──────── The data ────────

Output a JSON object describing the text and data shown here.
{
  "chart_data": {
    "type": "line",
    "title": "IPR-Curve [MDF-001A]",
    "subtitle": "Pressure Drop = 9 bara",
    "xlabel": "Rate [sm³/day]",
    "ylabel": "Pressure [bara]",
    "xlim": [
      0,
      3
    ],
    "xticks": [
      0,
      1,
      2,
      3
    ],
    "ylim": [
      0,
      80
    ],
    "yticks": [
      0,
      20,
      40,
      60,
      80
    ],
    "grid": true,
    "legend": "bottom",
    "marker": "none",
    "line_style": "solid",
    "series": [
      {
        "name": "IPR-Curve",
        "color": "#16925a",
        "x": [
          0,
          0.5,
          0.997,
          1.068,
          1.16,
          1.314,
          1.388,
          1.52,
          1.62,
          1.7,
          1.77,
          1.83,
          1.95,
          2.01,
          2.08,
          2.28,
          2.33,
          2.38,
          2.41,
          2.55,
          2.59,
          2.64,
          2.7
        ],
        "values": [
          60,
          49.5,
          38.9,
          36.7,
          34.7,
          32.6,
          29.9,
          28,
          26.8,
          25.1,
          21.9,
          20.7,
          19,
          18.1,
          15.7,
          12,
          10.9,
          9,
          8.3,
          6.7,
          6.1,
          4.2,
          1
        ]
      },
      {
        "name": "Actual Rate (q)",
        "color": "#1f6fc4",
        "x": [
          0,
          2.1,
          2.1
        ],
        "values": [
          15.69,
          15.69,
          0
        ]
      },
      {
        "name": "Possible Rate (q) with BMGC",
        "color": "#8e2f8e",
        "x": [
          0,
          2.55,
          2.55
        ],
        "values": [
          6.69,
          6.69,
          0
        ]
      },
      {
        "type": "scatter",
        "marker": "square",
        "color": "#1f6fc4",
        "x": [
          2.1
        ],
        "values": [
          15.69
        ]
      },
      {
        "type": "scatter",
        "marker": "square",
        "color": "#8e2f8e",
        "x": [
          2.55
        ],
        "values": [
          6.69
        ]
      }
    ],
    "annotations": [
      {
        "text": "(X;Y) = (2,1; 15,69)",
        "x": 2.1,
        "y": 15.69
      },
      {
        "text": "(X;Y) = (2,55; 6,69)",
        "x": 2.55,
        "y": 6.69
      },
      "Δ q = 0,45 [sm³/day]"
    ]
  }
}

────────

* Requirements *
From the data above, show each line that contains "Pressure".

* Written solution *
    "subtitle": "Pressure Drop = 9 bara",
    "ylabel": "Pressure [bara]",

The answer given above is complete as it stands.